[Records provided start]
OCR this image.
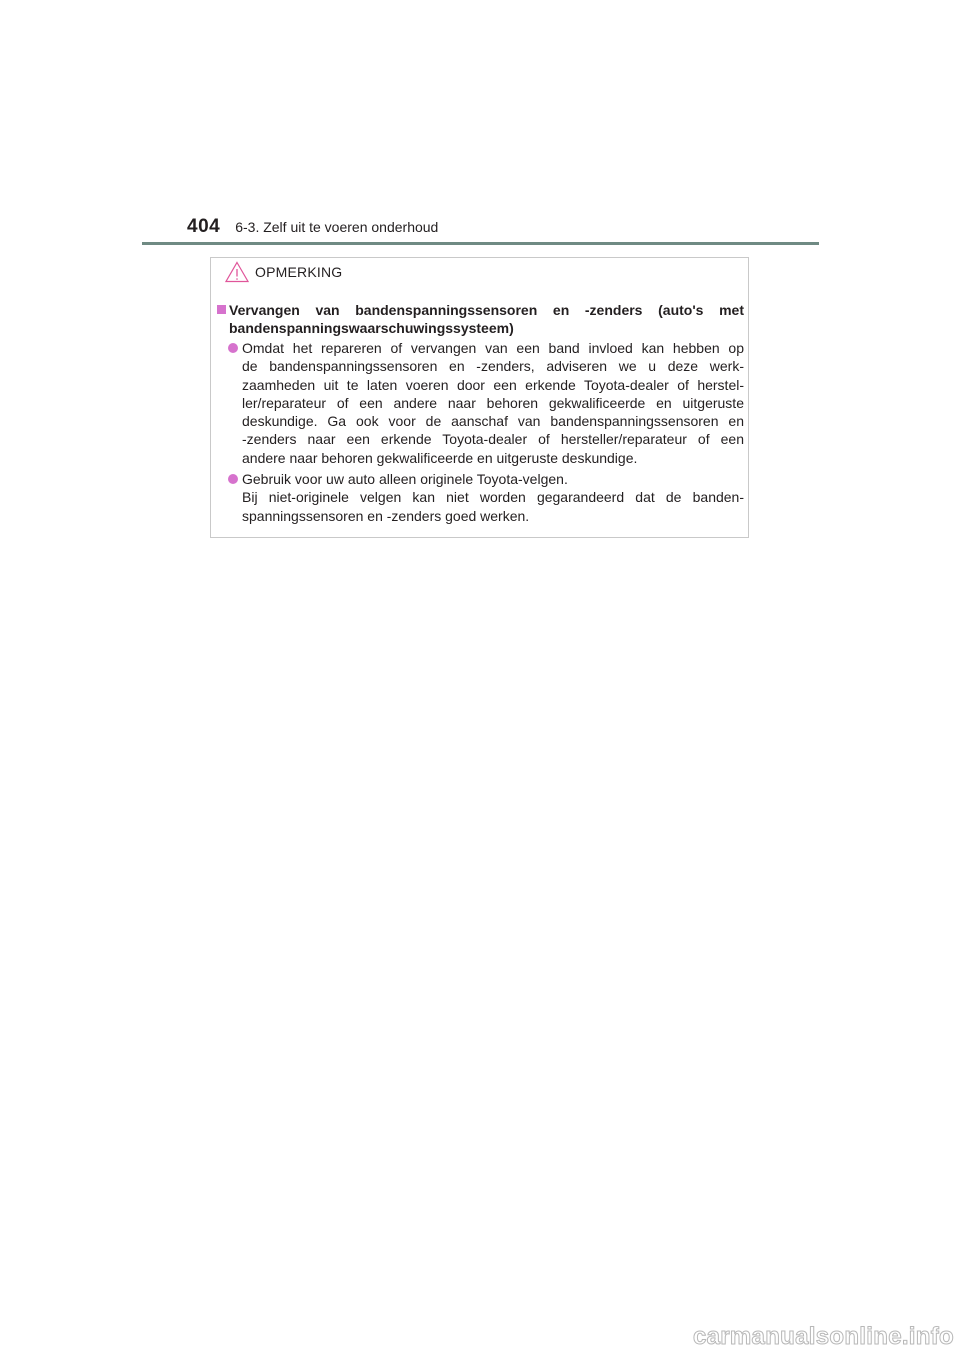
404 6-3. Zelf uit te voeren onderhoud
OPMERKING
Vervangen van bandenspanningssensoren en -zenders (auto's met bandenspanningswaarschuwingssysteem)
Omdat het repareren of vervangen van een band invloed kan hebben op
de bandenspanningssensoren en -zenders, adviseren we u deze werk-
zaamheden uit te laten voeren door een erkende Toyota-dealer of herstel-
ler/reparateur of een andere naar behoren gekwalificeerde en uitgeruste
deskundige. Ga ook voor de aanschaf van bandenspanningssensoren en
-zenders naar een erkende Toyota-dealer of hersteller/reparateur of een
andere naar behoren gekwalificeerde en uitgeruste deskundige.
Gebruik voor uw auto alleen originele Toyota-velgen.
Bij niet-originele velgen kan niet worden gegarandeerd dat de banden-
spanningssensoren en -zenders goed werken.
carmanualsonline.info
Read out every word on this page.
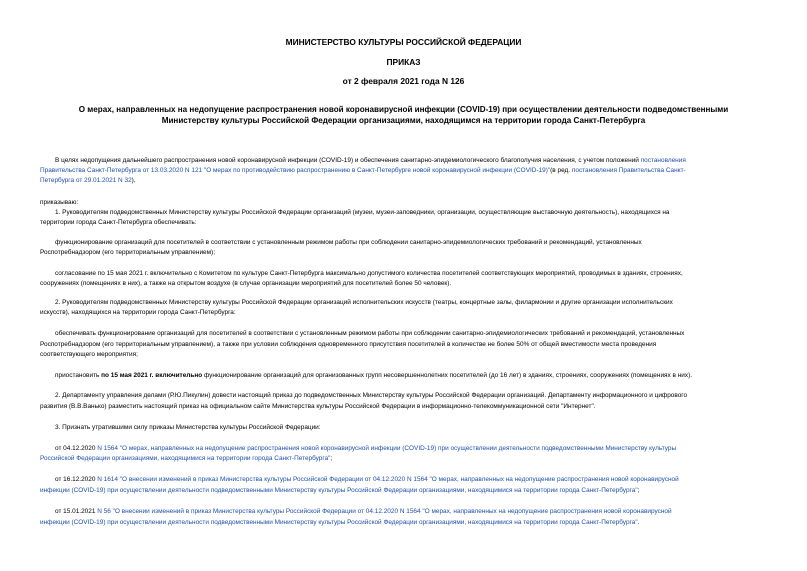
МИНИСТЕРСТВО КУЛЬТУРЫ РОССИЙСКОЙ ФЕДЕРАЦИИ
ПРИКАЗ
от 2 февраля 2021 года N 126
О мерах, направленных на недопущение распространения новой коронавирусной инфекции (COVID-19) при осуществлении деятельности подведомственными
Министерству культуры Российской Федерации организациями, находящимся на территории города Санкт-Петербурга
В целях недопущения дальнейшего распространения новой коронавирусной инфекции (COVID-19) и обеспечения санитарно-эпидемиологического благополучия населения, с учетом положений постановления
Правительства Санкт-Петербурга от 13.03.2020 N 121 "О мерах по противодействию распространению в Санкт-Петербурге новой коронавирусной инфекции (COVID-19)"(в ред. постановления Правительства Санкт-
Петербурга от 29.01.2021 N 32),
приказываю:
1. Руководителям подведомственных Министерству культуры Российской Федерации организаций (музеи, музеи-заповедники, организации, осуществляющие выставочную деятельность), находящихся на
территории города Санкт-Петербурга обеспечивать:
функционирование организаций для посетителей в соответствии с установленным режимом работы при соблюдении санитарно-эпидемиологических требований и рекомендаций, установленных
Роспотребнадзором (его территориальным управлением);
согласование по 15 мая 2021 г. включительно с Комитетом по культуре Санкт-Петербурга максимально допустимого количества посетителей соответствующих мероприятий, проводимых в зданиях, строениях,
сооружениях (помещениях в них), а также на открытом воздухе (в случае организации мероприятий для посетителей более 50 человек).
2. Руководителям подведомственных Министерству культуры Российской Федерации организаций исполнительских искусств (театры, концертные залы, филармонии и другие организации исполнительских
искусств), находящихся на территории города Санкт-Петербурга:
обеспечивать функционирование организаций для посетителей в соответствии с установленным режимом работы при соблюдении санитарно-эпидемиологических требований и рекомендаций, установленных
Роспотребнадзором (его территориальным управлением), а также при условии соблюдения одновременного присутствия посетителей в количестве не более 50% от общей вместимости места проведения
соответствующего мероприятия;
приостановить по 15 мая 2021 г. включительно функционирование организаций для организованных групп несовершеннолетних посетителей (до 16 лет) в зданиях, строениях, сооружениях (помещениях в них).
2. Департаменту управления делами (Р.Ю.Пикулин) довести настоящий приказ до подведомственных Министерству культуры Российской Федерации организаций. Департаменту информационного и цифрового
развития (В.В.Ванько) разместить настоящий приказ на официальном сайте Министерства культуры Российской Федерации в информационно-телекоммуникационной сети "Интернет".
3. Признать утратившими силу приказы Министерства культуры Российской Федерации:
от 04.12.2020 N 1564 "О мерах, направленных на недопущение распространения новой коронавирусной инфекции (COVID-19) при осуществлении деятельности подведомственными Министерству культуры
Российской Федерации организациями, находящимися на территории города Санкт-Петербурга";
от 16.12.2020 N 1614 "О внесении изменений в приказ Министерства культуры Российской Федерации от 04.12.2020 N 1564 "О мерах, направленных на недопущение распространения новой коронавирусной
инфекции (COVID-19) при осуществлении деятельности подведомственными Министерству культуры Российской Федерации организациями, находящимися на территории города Санкт-Петербурга";
от 15.01.2021 N 56 "О внесении изменений в приказ Министерства культуры Российской Федерации от 04.12.2020 N 1564 "О мерах, направленных на недопущение распространения новой коронавирусной
инфекции (COVID-19) при осуществлении деятельности подведомственными Министерству культуры Российской Федерации организациями, находящимися на территории города Санкт-Петербурга".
[Records provided end]
» Stated exercise
Pull out all lines from the entries above that include the word "находящихся".

» Result
1. Руководителям подведомственных Министерству культуры Российской Федерации организаций (музеи, музеи-заповедники, организации, осуществляющие выставочную деятельность), находящихся на
искусств), находящихся на территории города Санкт-Петербурга:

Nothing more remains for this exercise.